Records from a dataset

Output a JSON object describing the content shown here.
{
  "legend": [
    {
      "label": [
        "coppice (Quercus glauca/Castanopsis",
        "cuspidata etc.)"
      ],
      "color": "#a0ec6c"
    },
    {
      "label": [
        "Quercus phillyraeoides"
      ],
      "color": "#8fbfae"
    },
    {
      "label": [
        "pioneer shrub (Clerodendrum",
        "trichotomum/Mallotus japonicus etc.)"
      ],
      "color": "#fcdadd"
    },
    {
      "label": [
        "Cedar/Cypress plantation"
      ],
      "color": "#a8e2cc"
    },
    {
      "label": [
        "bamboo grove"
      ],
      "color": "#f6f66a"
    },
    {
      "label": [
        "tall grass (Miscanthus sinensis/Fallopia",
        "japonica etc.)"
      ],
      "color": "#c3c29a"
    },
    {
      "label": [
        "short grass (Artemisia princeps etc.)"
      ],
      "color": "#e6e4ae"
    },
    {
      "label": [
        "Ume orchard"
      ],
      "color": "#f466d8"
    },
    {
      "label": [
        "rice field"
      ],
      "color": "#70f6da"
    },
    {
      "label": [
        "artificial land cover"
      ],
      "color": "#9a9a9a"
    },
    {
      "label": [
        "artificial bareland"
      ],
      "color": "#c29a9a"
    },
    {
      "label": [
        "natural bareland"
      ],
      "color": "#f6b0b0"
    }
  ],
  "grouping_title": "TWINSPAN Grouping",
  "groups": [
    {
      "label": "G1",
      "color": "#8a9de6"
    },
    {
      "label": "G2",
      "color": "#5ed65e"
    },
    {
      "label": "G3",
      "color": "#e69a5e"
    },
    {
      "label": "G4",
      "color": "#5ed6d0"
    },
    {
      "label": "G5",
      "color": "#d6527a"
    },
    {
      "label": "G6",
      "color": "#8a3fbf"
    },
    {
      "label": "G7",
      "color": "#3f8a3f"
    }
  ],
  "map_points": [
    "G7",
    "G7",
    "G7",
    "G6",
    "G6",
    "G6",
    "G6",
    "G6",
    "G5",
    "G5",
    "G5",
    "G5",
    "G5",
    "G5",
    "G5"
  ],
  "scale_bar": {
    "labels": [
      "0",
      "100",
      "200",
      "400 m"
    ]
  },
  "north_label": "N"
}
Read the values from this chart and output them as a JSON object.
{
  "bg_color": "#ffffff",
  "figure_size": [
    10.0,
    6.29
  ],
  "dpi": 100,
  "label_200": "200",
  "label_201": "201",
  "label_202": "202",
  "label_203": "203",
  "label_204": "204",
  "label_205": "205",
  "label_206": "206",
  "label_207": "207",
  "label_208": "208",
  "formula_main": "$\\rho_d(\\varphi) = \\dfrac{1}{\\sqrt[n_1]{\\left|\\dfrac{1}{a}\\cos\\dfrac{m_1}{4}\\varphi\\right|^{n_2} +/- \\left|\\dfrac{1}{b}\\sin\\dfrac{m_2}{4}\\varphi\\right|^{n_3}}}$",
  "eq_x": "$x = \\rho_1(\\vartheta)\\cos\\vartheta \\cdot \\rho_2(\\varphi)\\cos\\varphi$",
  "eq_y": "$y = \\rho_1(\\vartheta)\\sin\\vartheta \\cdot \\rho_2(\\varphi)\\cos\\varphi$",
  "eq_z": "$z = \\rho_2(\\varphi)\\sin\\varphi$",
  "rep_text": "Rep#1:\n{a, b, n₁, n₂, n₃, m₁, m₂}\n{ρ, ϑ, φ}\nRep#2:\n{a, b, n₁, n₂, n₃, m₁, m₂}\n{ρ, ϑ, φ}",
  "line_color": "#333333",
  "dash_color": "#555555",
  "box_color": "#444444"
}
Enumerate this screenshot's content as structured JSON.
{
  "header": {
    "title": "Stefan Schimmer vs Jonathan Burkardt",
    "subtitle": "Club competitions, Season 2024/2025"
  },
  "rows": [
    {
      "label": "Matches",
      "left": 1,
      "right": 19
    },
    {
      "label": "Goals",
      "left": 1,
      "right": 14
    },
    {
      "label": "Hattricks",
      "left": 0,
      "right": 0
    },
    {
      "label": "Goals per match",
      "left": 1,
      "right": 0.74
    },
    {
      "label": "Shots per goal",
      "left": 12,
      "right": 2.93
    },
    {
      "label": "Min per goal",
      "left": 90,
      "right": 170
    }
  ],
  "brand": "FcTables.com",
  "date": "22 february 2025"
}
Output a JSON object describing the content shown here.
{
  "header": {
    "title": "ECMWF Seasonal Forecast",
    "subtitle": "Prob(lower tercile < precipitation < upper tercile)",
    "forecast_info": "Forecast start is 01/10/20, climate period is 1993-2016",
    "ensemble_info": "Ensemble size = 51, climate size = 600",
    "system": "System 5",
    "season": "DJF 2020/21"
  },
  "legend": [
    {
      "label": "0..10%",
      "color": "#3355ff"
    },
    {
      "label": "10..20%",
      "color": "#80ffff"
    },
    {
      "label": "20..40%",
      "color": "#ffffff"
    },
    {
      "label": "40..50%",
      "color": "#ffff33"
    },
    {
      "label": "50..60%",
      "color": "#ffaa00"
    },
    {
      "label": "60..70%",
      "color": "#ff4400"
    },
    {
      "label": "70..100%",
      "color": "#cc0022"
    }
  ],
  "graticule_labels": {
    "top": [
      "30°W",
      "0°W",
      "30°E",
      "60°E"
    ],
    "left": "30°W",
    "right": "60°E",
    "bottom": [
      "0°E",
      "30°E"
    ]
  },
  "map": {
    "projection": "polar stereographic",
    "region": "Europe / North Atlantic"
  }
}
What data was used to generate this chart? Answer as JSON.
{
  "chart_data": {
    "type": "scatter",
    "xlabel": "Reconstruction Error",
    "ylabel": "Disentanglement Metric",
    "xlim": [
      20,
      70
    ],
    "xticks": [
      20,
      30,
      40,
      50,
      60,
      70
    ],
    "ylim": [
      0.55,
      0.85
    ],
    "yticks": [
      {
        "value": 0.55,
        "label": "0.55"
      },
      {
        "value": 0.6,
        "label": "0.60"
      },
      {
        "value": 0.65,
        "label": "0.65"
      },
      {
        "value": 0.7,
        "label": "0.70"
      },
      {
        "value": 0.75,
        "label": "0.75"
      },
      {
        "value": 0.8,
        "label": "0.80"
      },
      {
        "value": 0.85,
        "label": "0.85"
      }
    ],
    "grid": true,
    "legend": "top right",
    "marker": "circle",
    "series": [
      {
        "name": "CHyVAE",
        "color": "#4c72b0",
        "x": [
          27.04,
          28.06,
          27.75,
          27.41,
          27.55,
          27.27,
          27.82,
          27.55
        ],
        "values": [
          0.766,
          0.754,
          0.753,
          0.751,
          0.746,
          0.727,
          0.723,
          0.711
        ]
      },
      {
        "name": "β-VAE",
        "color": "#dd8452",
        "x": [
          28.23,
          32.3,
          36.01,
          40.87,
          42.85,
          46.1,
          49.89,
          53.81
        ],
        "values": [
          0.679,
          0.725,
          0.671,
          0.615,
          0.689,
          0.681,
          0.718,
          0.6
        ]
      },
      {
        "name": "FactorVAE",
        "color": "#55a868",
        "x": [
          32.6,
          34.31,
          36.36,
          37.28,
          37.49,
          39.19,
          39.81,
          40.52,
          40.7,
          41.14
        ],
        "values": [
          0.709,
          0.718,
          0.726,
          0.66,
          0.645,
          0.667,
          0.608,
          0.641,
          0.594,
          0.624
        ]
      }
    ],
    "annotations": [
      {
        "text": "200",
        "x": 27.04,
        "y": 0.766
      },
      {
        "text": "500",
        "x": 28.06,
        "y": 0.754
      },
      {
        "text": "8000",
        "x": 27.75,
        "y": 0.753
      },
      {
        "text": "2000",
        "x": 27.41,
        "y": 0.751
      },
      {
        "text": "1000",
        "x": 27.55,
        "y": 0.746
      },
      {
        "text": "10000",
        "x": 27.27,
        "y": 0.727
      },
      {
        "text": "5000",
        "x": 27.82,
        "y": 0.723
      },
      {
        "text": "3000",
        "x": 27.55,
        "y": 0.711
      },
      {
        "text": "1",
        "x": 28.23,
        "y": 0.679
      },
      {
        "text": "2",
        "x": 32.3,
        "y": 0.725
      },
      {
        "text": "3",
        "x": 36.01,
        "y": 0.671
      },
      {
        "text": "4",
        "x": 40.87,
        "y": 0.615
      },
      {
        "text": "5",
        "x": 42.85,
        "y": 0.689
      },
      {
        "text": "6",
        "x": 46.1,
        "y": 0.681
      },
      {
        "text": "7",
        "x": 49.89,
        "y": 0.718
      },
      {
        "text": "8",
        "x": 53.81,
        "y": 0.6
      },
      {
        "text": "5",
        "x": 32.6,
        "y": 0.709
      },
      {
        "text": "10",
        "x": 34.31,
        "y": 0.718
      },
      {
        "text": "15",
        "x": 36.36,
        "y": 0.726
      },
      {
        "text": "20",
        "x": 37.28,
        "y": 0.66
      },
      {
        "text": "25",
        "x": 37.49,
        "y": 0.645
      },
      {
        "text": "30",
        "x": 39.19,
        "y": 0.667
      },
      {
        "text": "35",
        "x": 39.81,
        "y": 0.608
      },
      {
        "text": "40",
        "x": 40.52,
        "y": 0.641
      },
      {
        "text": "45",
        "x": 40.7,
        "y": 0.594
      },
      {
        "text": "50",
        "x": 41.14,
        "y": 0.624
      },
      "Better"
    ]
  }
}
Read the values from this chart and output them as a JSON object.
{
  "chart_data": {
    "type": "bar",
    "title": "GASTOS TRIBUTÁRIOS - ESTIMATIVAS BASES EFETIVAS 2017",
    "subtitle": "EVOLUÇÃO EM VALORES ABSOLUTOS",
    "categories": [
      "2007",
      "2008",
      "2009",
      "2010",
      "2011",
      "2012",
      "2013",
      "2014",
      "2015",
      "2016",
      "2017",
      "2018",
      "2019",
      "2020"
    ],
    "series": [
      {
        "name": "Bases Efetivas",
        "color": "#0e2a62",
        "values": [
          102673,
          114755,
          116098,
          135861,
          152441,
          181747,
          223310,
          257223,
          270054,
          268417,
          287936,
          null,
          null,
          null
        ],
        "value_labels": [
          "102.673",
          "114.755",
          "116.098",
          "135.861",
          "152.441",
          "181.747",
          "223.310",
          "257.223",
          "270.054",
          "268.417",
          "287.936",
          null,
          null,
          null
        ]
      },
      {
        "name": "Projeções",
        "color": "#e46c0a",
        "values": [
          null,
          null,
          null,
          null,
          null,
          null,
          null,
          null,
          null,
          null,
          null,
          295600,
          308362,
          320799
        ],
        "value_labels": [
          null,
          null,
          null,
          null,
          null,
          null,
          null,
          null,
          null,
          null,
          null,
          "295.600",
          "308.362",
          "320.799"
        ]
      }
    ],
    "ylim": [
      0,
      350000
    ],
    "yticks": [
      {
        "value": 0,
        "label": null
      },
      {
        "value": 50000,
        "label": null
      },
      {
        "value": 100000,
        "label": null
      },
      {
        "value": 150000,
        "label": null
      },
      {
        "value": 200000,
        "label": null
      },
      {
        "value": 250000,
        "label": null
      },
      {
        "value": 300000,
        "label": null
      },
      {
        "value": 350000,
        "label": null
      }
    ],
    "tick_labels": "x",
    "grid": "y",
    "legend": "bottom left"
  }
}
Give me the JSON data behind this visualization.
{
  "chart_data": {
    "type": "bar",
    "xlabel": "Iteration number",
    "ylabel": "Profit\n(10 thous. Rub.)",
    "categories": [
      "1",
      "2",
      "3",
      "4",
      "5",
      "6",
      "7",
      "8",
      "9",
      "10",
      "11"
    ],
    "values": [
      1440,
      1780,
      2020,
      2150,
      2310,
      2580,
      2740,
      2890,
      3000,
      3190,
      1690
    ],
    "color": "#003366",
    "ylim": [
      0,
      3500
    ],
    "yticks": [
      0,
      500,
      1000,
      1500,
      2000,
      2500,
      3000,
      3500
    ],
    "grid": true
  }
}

# [Exercise task]
Work through the records line by line and tally those with the word "vartheta". Report only the total.

# [Solution for this task]
2